> **THE TASK**
Each entry below must be repeated exactly, with pictures left out.

Entries from a dataset:
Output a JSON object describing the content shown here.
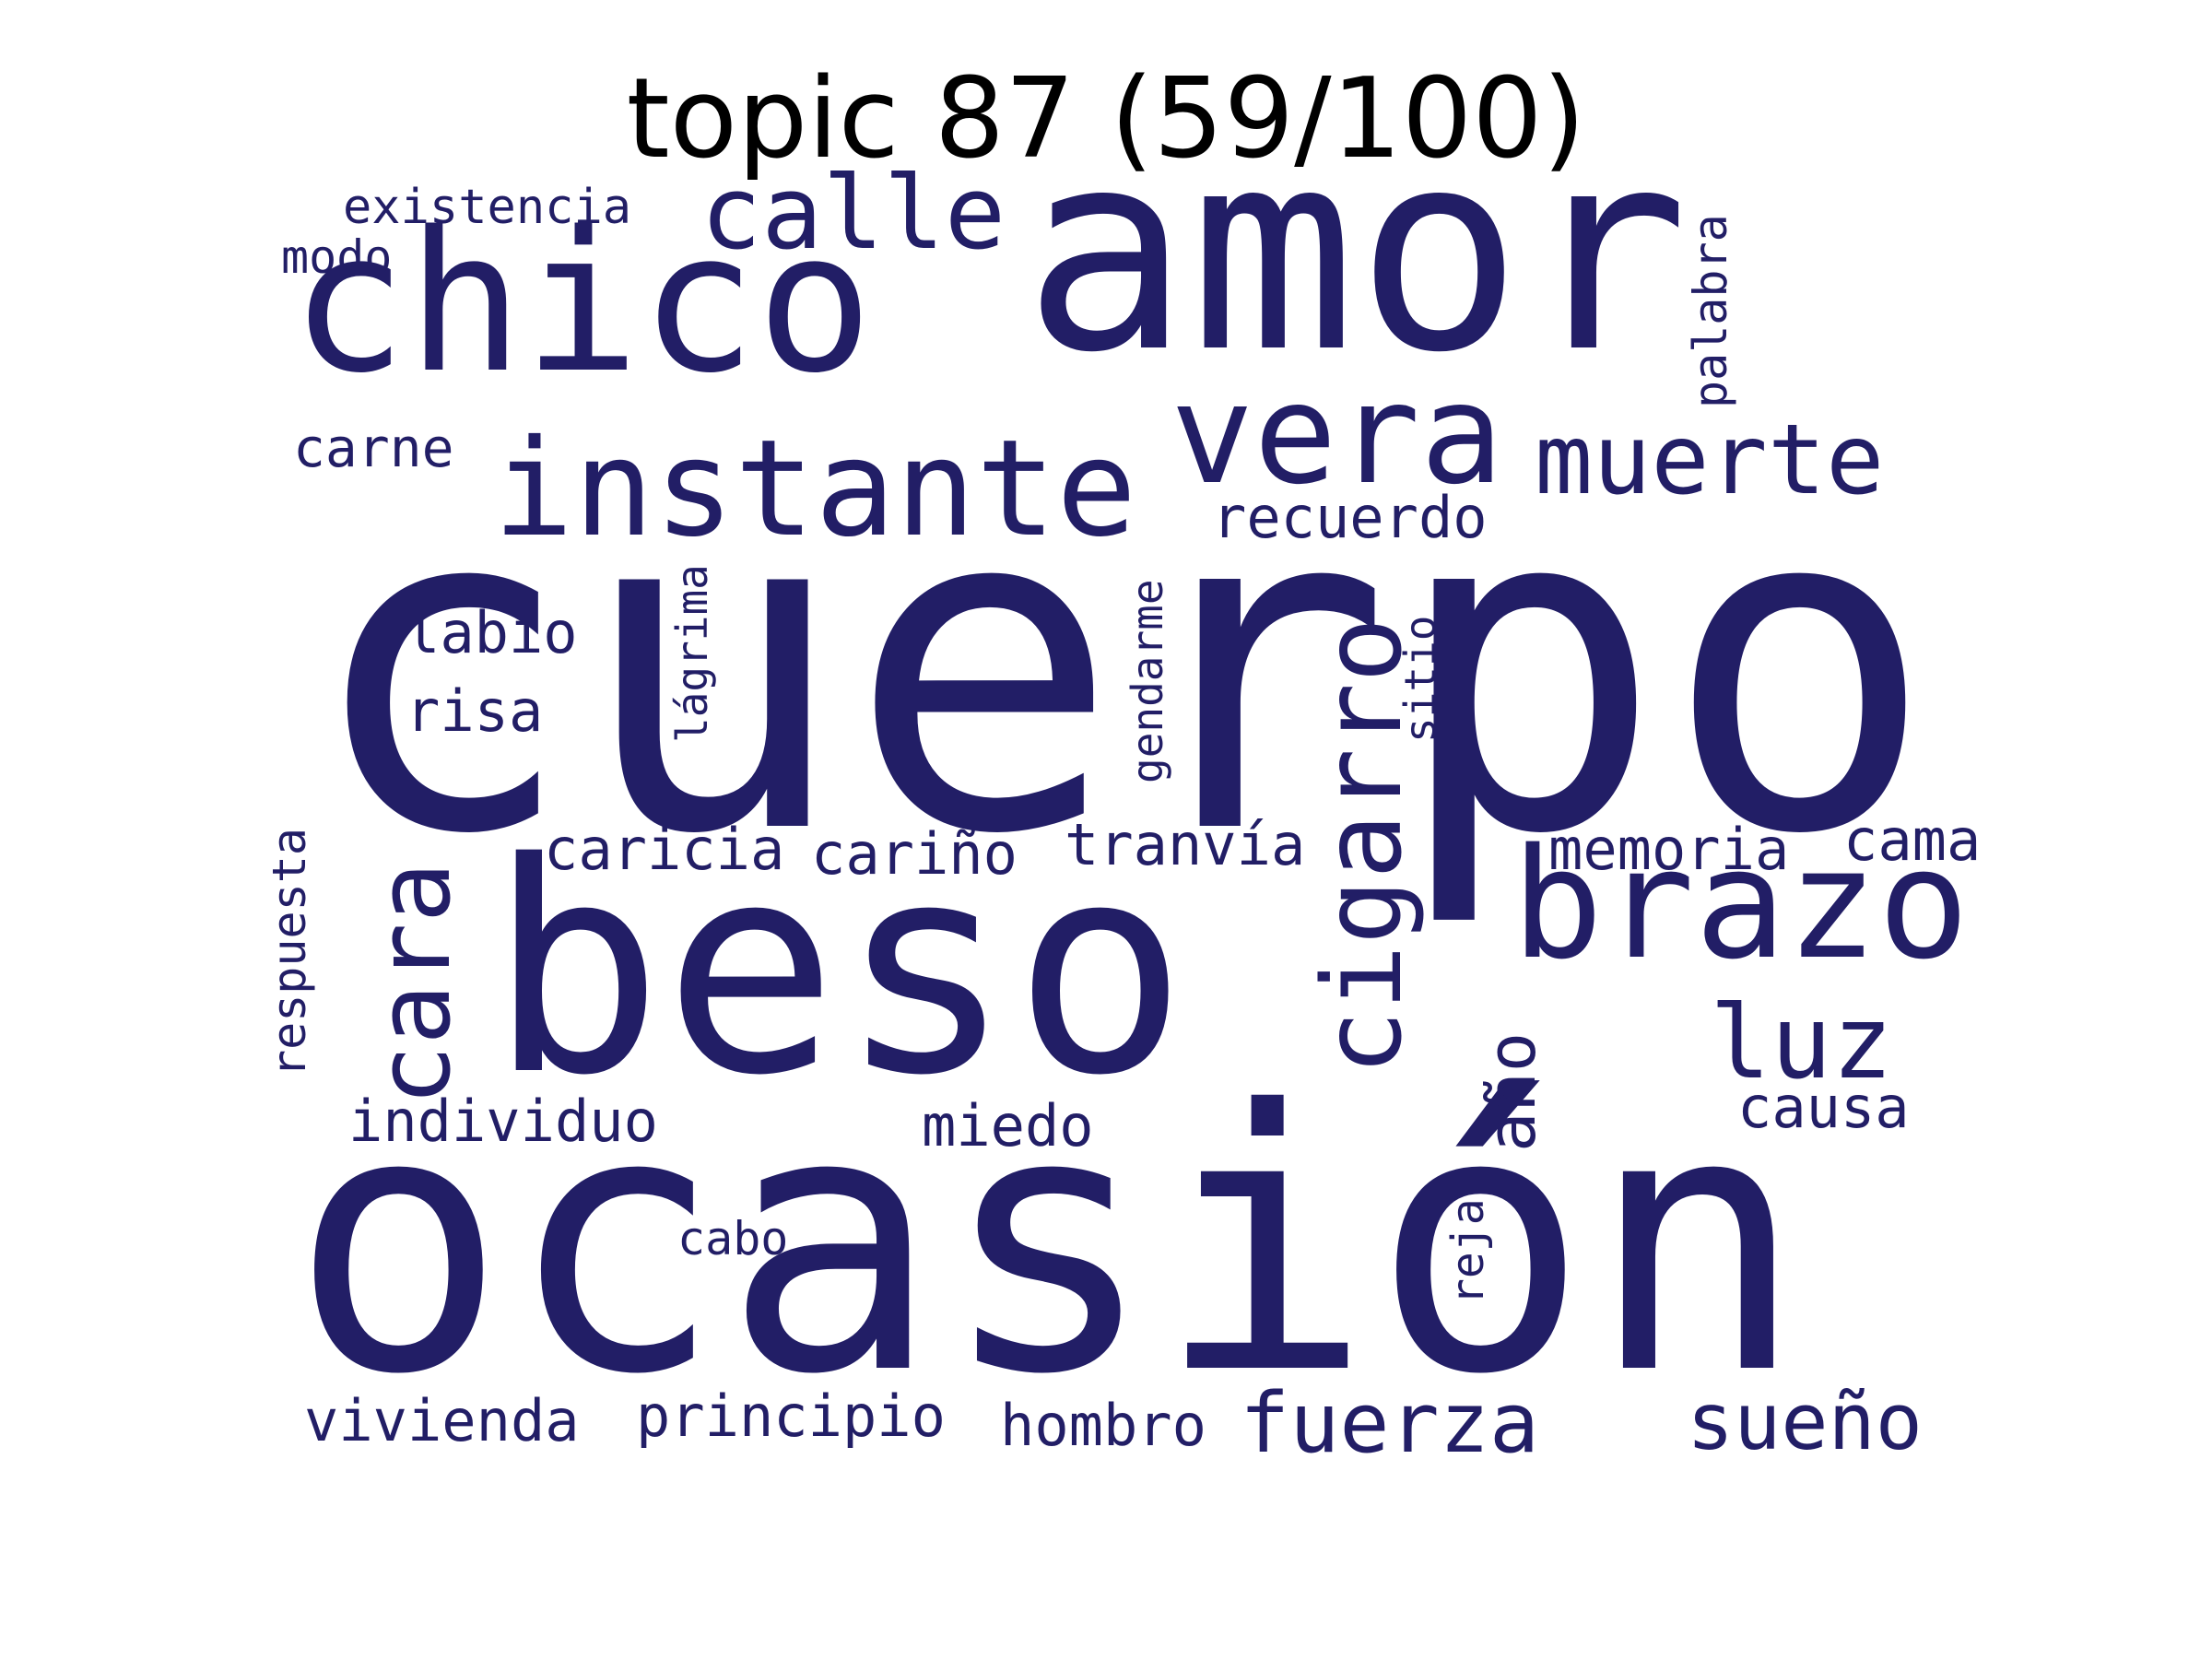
{
  "title": "topic 87 (59/100)",
  "word_color": "#221e66",
  "words": [
    {
      "text": "cuerpo",
      "orientation": "horizontal"
    },
    {
      "text": "ocasión",
      "orientation": "horizontal"
    },
    {
      "text": "amor",
      "orientation": "horizontal"
    },
    {
      "text": "beso",
      "orientation": "horizontal"
    },
    {
      "text": "chico",
      "orientation": "horizontal"
    },
    {
      "text": "vera",
      "orientation": "horizontal"
    },
    {
      "text": "instante",
      "orientation": "horizontal"
    },
    {
      "text": "brazo",
      "orientation": "horizontal"
    },
    {
      "text": "muerte",
      "orientation": "horizontal"
    },
    {
      "text": "calle",
      "orientation": "horizontal"
    },
    {
      "text": "luz",
      "orientation": "horizontal"
    },
    {
      "text": "cigarro",
      "orientation": "vertical"
    },
    {
      "text": "cara",
      "orientation": "vertical"
    },
    {
      "text": "sueño",
      "orientation": "horizontal"
    },
    {
      "text": "fuerza",
      "orientation": "horizontal"
    },
    {
      "text": "año",
      "orientation": "vertical"
    },
    {
      "text": "recuerdo",
      "orientation": "horizontal"
    },
    {
      "text": "labio",
      "orientation": "horizontal"
    },
    {
      "text": "risa",
      "orientation": "horizontal"
    },
    {
      "text": "carne",
      "orientation": "horizontal"
    },
    {
      "text": "caricia",
      "orientation": "horizontal"
    },
    {
      "text": "cariño",
      "orientation": "horizontal"
    },
    {
      "text": "tranvía",
      "orientation": "horizontal"
    },
    {
      "text": "memoria",
      "orientation": "horizontal"
    },
    {
      "text": "cama",
      "orientation": "horizontal"
    },
    {
      "text": "causa",
      "orientation": "horizontal"
    },
    {
      "text": "individuo",
      "orientation": "horizontal"
    },
    {
      "text": "miedo",
      "orientation": "horizontal"
    },
    {
      "text": "vivienda",
      "orientation": "horizontal"
    },
    {
      "text": "principio",
      "orientation": "horizontal"
    },
    {
      "text": "hombro",
      "orientation": "horizontal"
    },
    {
      "text": "existencia",
      "orientation": "horizontal"
    },
    {
      "text": "modo",
      "orientation": "horizontal"
    },
    {
      "text": "palabra",
      "orientation": "vertical"
    },
    {
      "text": "lágrima",
      "orientation": "vertical"
    },
    {
      "text": "gendarme",
      "orientation": "vertical"
    },
    {
      "text": "sitio",
      "orientation": "vertical"
    },
    {
      "text": "respuesta",
      "orientation": "vertical"
    },
    {
      "text": "reja",
      "orientation": "vertical"
    },
    {
      "text": "cabo",
      "orientation": "horizontal"
    }
  ]
}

> **THE SOLUTION**
Output a JSON object describing the content shown here.
{
  "title": "topic 87 (59/100)",
  "word_color": "#221e66",
  "words": [
    {
      "text": "cuerpo",
      "orientation": "horizontal"
    },
    {
      "text": "ocasión",
      "orientation": "horizontal"
    },
    {
      "text": "amor",
      "orientation": "horizontal"
    },
    {
      "text": "beso",
      "orientation": "horizontal"
    },
    {
      "text": "chico",
      "orientation": "horizontal"
    },
    {
      "text": "vera",
      "orientation": "horizontal"
    },
    {
      "text": "instante",
      "orientation": "horizontal"
    },
    {
      "text": "brazo",
      "orientation": "horizontal"
    },
    {
      "text": "muerte",
      "orientation": "horizontal"
    },
    {
      "text": "calle",
      "orientation": "horizontal"
    },
    {
      "text": "luz",
      "orientation": "horizontal"
    },
    {
      "text": "cigarro",
      "orientation": "vertical"
    },
    {
      "text": "cara",
      "orientation": "vertical"
    },
    {
      "text": "sueño",
      "orientation": "horizontal"
    },
    {
      "text": "fuerza",
      "orientation": "horizontal"
    },
    {
      "text": "año",
      "orientation": "vertical"
    },
    {
      "text": "recuerdo",
      "orientation": "horizontal"
    },
    {
      "text": "labio",
      "orientation": "horizontal"
    },
    {
      "text": "risa",
      "orientation": "horizontal"
    },
    {
      "text": "carne",
      "orientation": "horizontal"
    },
    {
      "text": "caricia",
      "orientation": "horizontal"
    },
    {
      "text": "cariño",
      "orientation": "horizontal"
    },
    {
      "text": "tranvía",
      "orientation": "horizontal"
    },
    {
      "text": "memoria",
      "orientation": "horizontal"
    },
    {
      "text": "cama",
      "orientation": "horizontal"
    },
    {
      "text": "causa",
      "orientation": "horizontal"
    },
    {
      "text": "individuo",
      "orientation": "horizontal"
    },
    {
      "text": "miedo",
      "orientation": "horizontal"
    },
    {
      "text": "vivienda",
      "orientation": "horizontal"
    },
    {
      "text": "principio",
      "orientation": "horizontal"
    },
    {
      "text": "hombro",
      "orientation": "horizontal"
    },
    {
      "text": "existencia",
      "orientation": "horizontal"
    },
    {
      "text": "modo",
      "orientation": "horizontal"
    },
    {
      "text": "palabra",
      "orientation": "vertical"
    },
    {
      "text": "lágrima",
      "orientation": "vertical"
    },
    {
      "text": "gendarme",
      "orientation": "vertical"
    },
    {
      "text": "sitio",
      "orientation": "vertical"
    },
    {
      "text": "respuesta",
      "orientation": "vertical"
    },
    {
      "text": "reja",
      "orientation": "vertical"
    },
    {
      "text": "cabo",
      "orientation": "horizontal"
    }
  ]
}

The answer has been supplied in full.